:: Chart and figure data ::
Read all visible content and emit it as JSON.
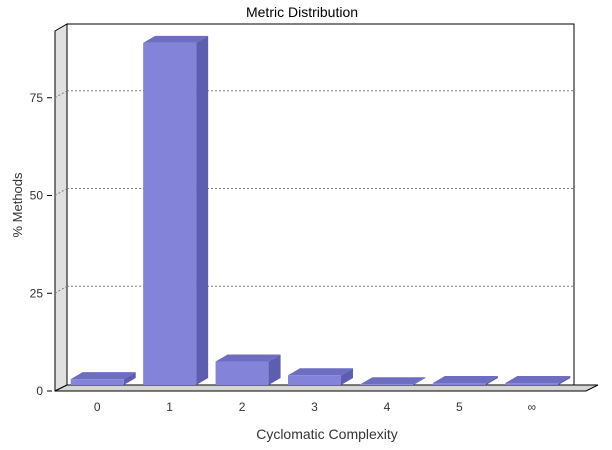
{
  "chart_data": {
    "type": "bar",
    "title": "Metric Distribution",
    "xlabel": "Cyclomatic Complexity",
    "ylabel": "% Methods",
    "categories": [
      "0",
      "1",
      "2",
      "3",
      "4",
      "5",
      "∞"
    ],
    "values": [
      1.5,
      87.5,
      6.0,
      2.5,
      0.2,
      0.5,
      0.5
    ],
    "ylim": [
      0,
      100
    ],
    "yticks": [
      "0",
      "25",
      "50",
      "75"
    ],
    "grid": true,
    "style": "3d",
    "colors": {
      "bar_front": "#8383da",
      "bar_side": "#5e5eb0",
      "bar_top": "#6d6dc2",
      "back_wall": "#ffffff",
      "side_wall": "#e0e0e0",
      "floor": "#d6d6d6",
      "grid": "#808080",
      "axis": "#000000",
      "text": "#333333"
    }
  }
}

:: DIRECTIONS ::
Set down the material above as is, without any pictures.

:: SOLUTION FOR THIS EXERCISE ::
Read all visible content and emit it as JSON.
{
  "chart_data": {
    "type": "bar",
    "title": "Metric Distribution",
    "xlabel": "Cyclomatic Complexity",
    "ylabel": "% Methods",
    "categories": [
      "0",
      "1",
      "2",
      "3",
      "4",
      "5",
      "∞"
    ],
    "values": [
      1.5,
      87.5,
      6.0,
      2.5,
      0.2,
      0.5,
      0.5
    ],
    "ylim": [
      0,
      100
    ],
    "yticks": [
      "0",
      "25",
      "50",
      "75"
    ],
    "grid": true,
    "style": "3d",
    "colors": {
      "bar_front": "#8383da",
      "bar_side": "#5e5eb0",
      "bar_top": "#6d6dc2",
      "back_wall": "#ffffff",
      "side_wall": "#e0e0e0",
      "floor": "#d6d6d6",
      "grid": "#808080",
      "axis": "#000000",
      "text": "#333333"
    }
  }
}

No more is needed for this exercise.